Write out every line of the items below, word for word.
- - - - - - -
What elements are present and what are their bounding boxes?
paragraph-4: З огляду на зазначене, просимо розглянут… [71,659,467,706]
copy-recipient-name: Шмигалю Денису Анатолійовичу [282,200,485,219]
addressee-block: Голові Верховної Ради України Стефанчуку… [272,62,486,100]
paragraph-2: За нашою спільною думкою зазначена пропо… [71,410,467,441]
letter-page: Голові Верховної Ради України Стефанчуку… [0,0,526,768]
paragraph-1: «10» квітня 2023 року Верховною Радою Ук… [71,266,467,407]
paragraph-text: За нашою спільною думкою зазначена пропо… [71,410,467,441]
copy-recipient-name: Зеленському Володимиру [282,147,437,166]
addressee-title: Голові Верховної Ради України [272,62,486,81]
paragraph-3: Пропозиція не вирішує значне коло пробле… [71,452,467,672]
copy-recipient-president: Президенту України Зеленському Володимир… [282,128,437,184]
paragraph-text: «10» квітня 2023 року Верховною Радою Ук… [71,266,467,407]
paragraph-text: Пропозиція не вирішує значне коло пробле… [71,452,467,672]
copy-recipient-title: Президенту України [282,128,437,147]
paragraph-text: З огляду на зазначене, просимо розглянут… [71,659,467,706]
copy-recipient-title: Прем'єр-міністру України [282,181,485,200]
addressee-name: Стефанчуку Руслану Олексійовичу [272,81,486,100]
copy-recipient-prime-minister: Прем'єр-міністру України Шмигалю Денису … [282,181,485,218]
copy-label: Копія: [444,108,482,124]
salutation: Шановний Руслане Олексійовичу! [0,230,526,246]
- - - - - - -
> [ANSWER FOR THIS EXERCISE]
What elements are present and what are their bounding boxes?
paragraph-4: З огляду на зазначене, просимо розглянут… [71,659,467,706]
copy-recipient-name: Шмигалю Денису Анатолійовичу [282,200,485,219]
addressee-block: Голові Верховної Ради України Стефанчуку… [272,62,486,100]
paragraph-2: За нашою спільною думкою зазначена пропо… [71,410,467,441]
letter-page: Голові Верховної Ради України Стефанчуку… [0,0,526,768]
paragraph-1: «10» квітня 2023 року Верховною Радою Ук… [71,266,467,407]
paragraph-text: За нашою спільною думкою зазначена пропо… [71,410,467,441]
copy-recipient-name: Зеленському Володимиру [282,147,437,166]
addressee-title: Голові Верховної Ради України [272,62,486,81]
paragraph-3: Пропозиція не вирішує значне коло пробле… [71,452,467,672]
copy-recipient-president: Президенту України Зеленському Володимир… [282,128,437,184]
paragraph-text: «10» квітня 2023 року Верховною Радою Ук… [71,266,467,407]
paragraph-text: Пропозиція не вирішує значне коло пробле… [71,452,467,672]
copy-recipient-title: Президенту України [282,128,437,147]
paragraph-text: З огляду на зазначене, просимо розглянут… [71,659,467,706]
copy-recipient-title: Прем'єр-міністру України [282,181,485,200]
addressee-name: Стефанчуку Руслану Олексійовичу [272,81,486,100]
copy-recipient-prime-minister: Прем'єр-міністру України Шмигалю Денису … [282,181,485,218]
copy-label: Копія: [444,108,482,124]
salutation: Шановний Руслане Олексійовичу! [0,230,526,246]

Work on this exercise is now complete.